[Data records]
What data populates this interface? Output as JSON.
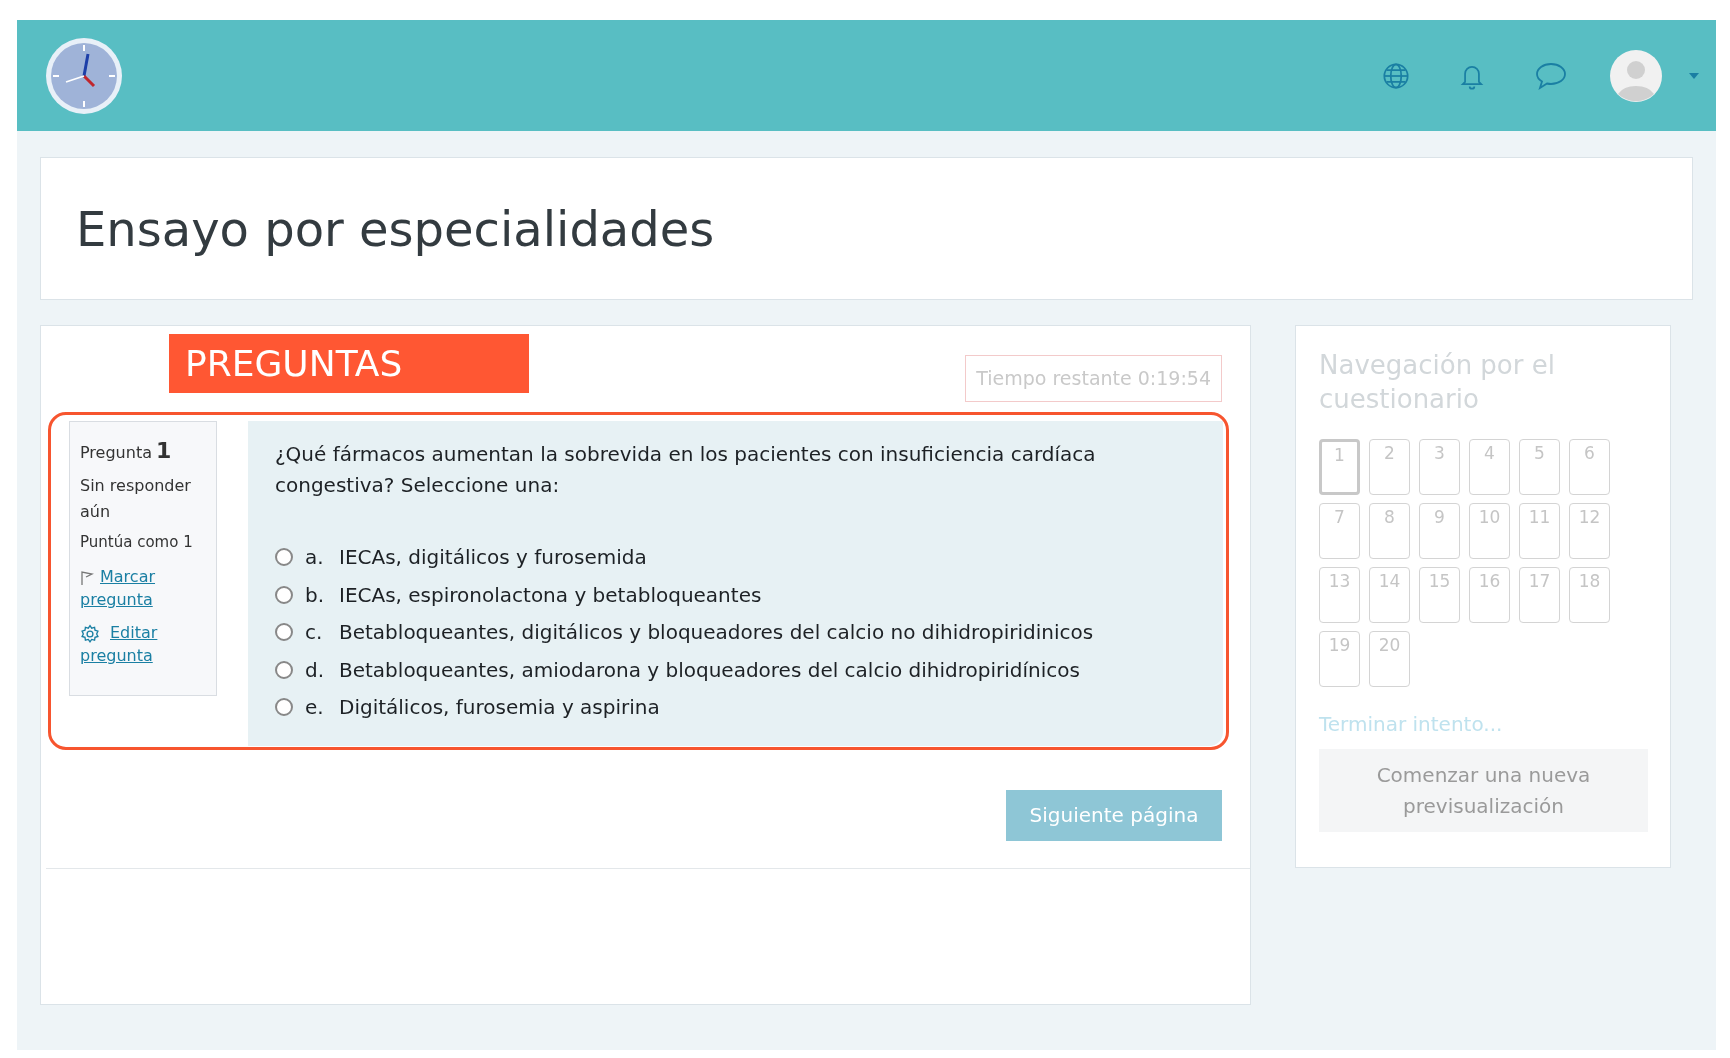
{
  "page_title": "Ensayo por especialidades",
  "banner": "PREGUNTAS",
  "timer": "Tiempo restante 0:19:54",
  "question_info": {
    "label": "Pregunta",
    "number": "1",
    "status": "Sin responder aún",
    "points": "Puntúa como 1",
    "actions": [
      {
        "kind": "flag",
        "label": "Marcar pregunta"
      },
      {
        "kind": "edit",
        "label": "Editar pregunta"
      }
    ]
  },
  "question": {
    "text": "¿Qué fármacos aumentan la sobrevida en los pacientes con insuficiencia cardíaca congestiva? Seleccione una:",
    "options": [
      {
        "letter": "a.",
        "text": "IECAs, digitálicos y furosemida",
        "checked": false
      },
      {
        "letter": "b.",
        "text": "IECAs, espironolactona y betabloqueantes",
        "checked": false
      },
      {
        "letter": "c.",
        "text": "Betabloqueantes, digitálicos y bloqueadores del calcio no dihidropiridinicos",
        "checked": false
      },
      {
        "letter": "d.",
        "text": "Betabloqueantes, amiodarona y bloqueadores del calcio dihidropiridínicos",
        "checked": false
      },
      {
        "letter": "e.",
        "text": "Digitálicos, furosemia y aspirina",
        "checked": false
      }
    ]
  },
  "next_button": "Siguiente página",
  "navigation": {
    "title": "Navegación por el cuestionario",
    "questions": [
      {
        "label": "1",
        "selected": true
      },
      {
        "label": "2",
        "selected": false
      },
      {
        "label": "3",
        "selected": false
      },
      {
        "label": "4",
        "selected": false
      },
      {
        "label": "5",
        "selected": false
      },
      {
        "label": "6",
        "selected": false
      },
      {
        "label": "7",
        "selected": false
      },
      {
        "label": "8",
        "selected": false
      },
      {
        "label": "9",
        "selected": false
      },
      {
        "label": "10",
        "selected": false
      },
      {
        "label": "11",
        "selected": false
      },
      {
        "label": "12",
        "selected": false
      },
      {
        "label": "13",
        "selected": false
      },
      {
        "label": "14",
        "selected": false
      },
      {
        "label": "15",
        "selected": false
      },
      {
        "label": "16",
        "selected": false
      },
      {
        "label": "17",
        "selected": false
      },
      {
        "label": "18",
        "selected": false
      },
      {
        "label": "19",
        "selected": false
      },
      {
        "label": "20",
        "selected": false
      }
    ],
    "finish_link": "Terminar intento...",
    "restart_button": "Comenzar una nueva previsualización"
  }
}
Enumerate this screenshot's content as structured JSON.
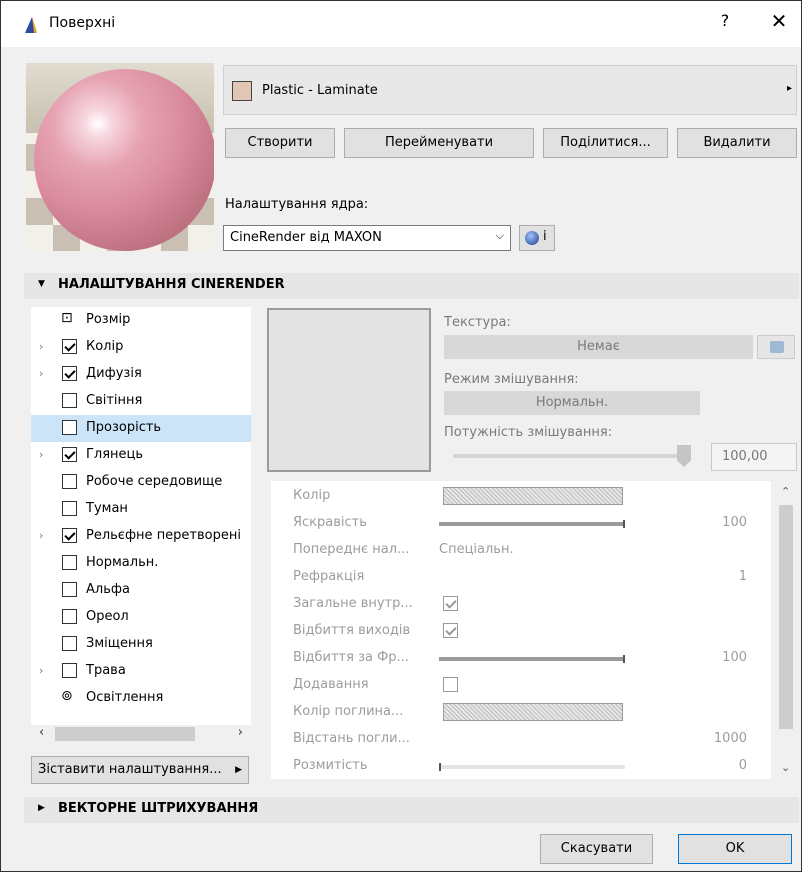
{
  "window": {
    "title": "Поверхні",
    "help": "?",
    "close": "✕"
  },
  "material": {
    "name": "Plastic - Laminate",
    "swatch_color": "#e1c6b3",
    "arrow": "▸"
  },
  "buttons": {
    "create": "Створити",
    "rename": "Перейменувати",
    "share": "Поділитися...",
    "delete": "Видалити"
  },
  "core": {
    "label": "Налаштування ядра:",
    "value": "CineRender від MAXON",
    "info": "i"
  },
  "sections": {
    "cinerender": "НАЛАШТУВАННЯ CINERENDER",
    "vector": "ВЕКТОРНЕ ШТРИХУВАННЯ"
  },
  "tree": [
    {
      "label": "Розмір",
      "type": "icon",
      "icon": "⊡",
      "expand": false,
      "checked": false
    },
    {
      "label": "Колір",
      "type": "check",
      "expand": true,
      "checked": true
    },
    {
      "label": "Дифузія",
      "type": "check",
      "expand": true,
      "checked": true
    },
    {
      "label": "Світіння",
      "type": "check",
      "expand": false,
      "checked": false
    },
    {
      "label": "Прозорість",
      "type": "check",
      "expand": false,
      "checked": false,
      "selected": true
    },
    {
      "label": "Глянець",
      "type": "check",
      "expand": true,
      "checked": true
    },
    {
      "label": "Робоче середовище",
      "type": "check",
      "expand": false,
      "checked": false
    },
    {
      "label": "Туман",
      "type": "check",
      "expand": false,
      "checked": false
    },
    {
      "label": "Рельєфне перетворені",
      "type": "check",
      "expand": true,
      "checked": true
    },
    {
      "label": "Нормальн.",
      "type": "check",
      "expand": false,
      "checked": false
    },
    {
      "label": "Альфа",
      "type": "check",
      "expand": false,
      "checked": false
    },
    {
      "label": "Ореол",
      "type": "check",
      "expand": false,
      "checked": false
    },
    {
      "label": "Зміщення",
      "type": "check",
      "expand": false,
      "checked": false
    },
    {
      "label": "Трава",
      "type": "check",
      "expand": true,
      "checked": false
    },
    {
      "label": "Освітлення",
      "type": "icon",
      "icon": "⊚",
      "expand": false,
      "checked": false
    }
  ],
  "match_button": "Зіставити налаштування...",
  "texture": {
    "label": "Текстура:",
    "value": "Немає",
    "blend_mode_label": "Режим змішування:",
    "blend_mode": "Нормальн.",
    "blend_strength_label": "Потужність змішування:",
    "blend_strength": "100,00",
    "blend_strength_level": 1.0
  },
  "params": [
    {
      "name": "Колір",
      "kind": "hatch"
    },
    {
      "name": "Яскравість",
      "kind": "bar",
      "level": 1.0,
      "value": "100"
    },
    {
      "name": "Попереднє нал...",
      "kind": "text",
      "text": "Спеціальн."
    },
    {
      "name": "Рефракція",
      "kind": "value",
      "value": "1"
    },
    {
      "name": "Загальне внутр...",
      "kind": "check",
      "checked": true
    },
    {
      "name": "Відбиття виходів",
      "kind": "check",
      "checked": true
    },
    {
      "name": "Відбиття за Фр...",
      "kind": "bar",
      "level": 1.0,
      "value": "100"
    },
    {
      "name": "Додавання",
      "kind": "check",
      "checked": false
    },
    {
      "name": "Колір поглина...",
      "kind": "hatch"
    },
    {
      "name": "Відстань погли...",
      "kind": "value",
      "value": "1000"
    },
    {
      "name": "Розмитість",
      "kind": "bar",
      "level": 0.0,
      "value": "0"
    }
  ],
  "footer": {
    "cancel": "Скасувати",
    "ok": "OK"
  }
}
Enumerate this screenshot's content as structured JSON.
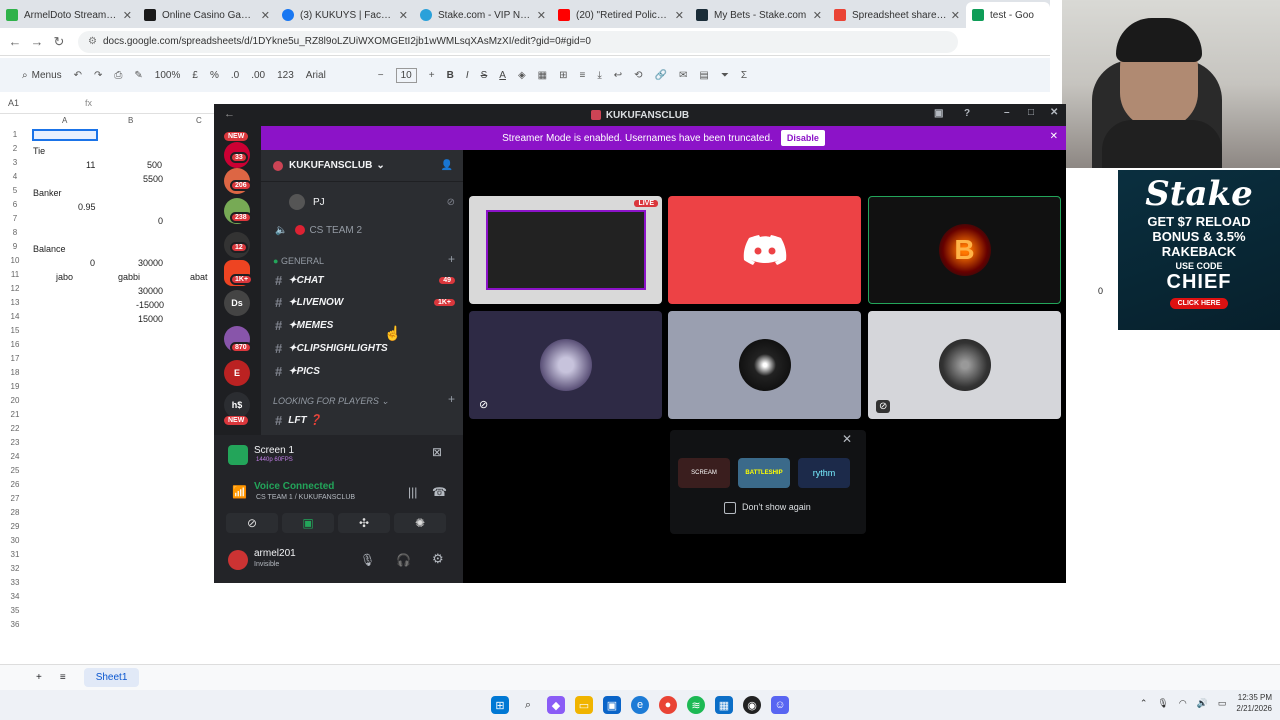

▶ _Exercise requirements_: In the lines above, find each one with "letter" and list it.

▶ _Answer to this exercise_:
        "letter": "a.",
        "letter": "b.",
        "letter": "c.",
        "letter": "d.",
        "letter": "e.",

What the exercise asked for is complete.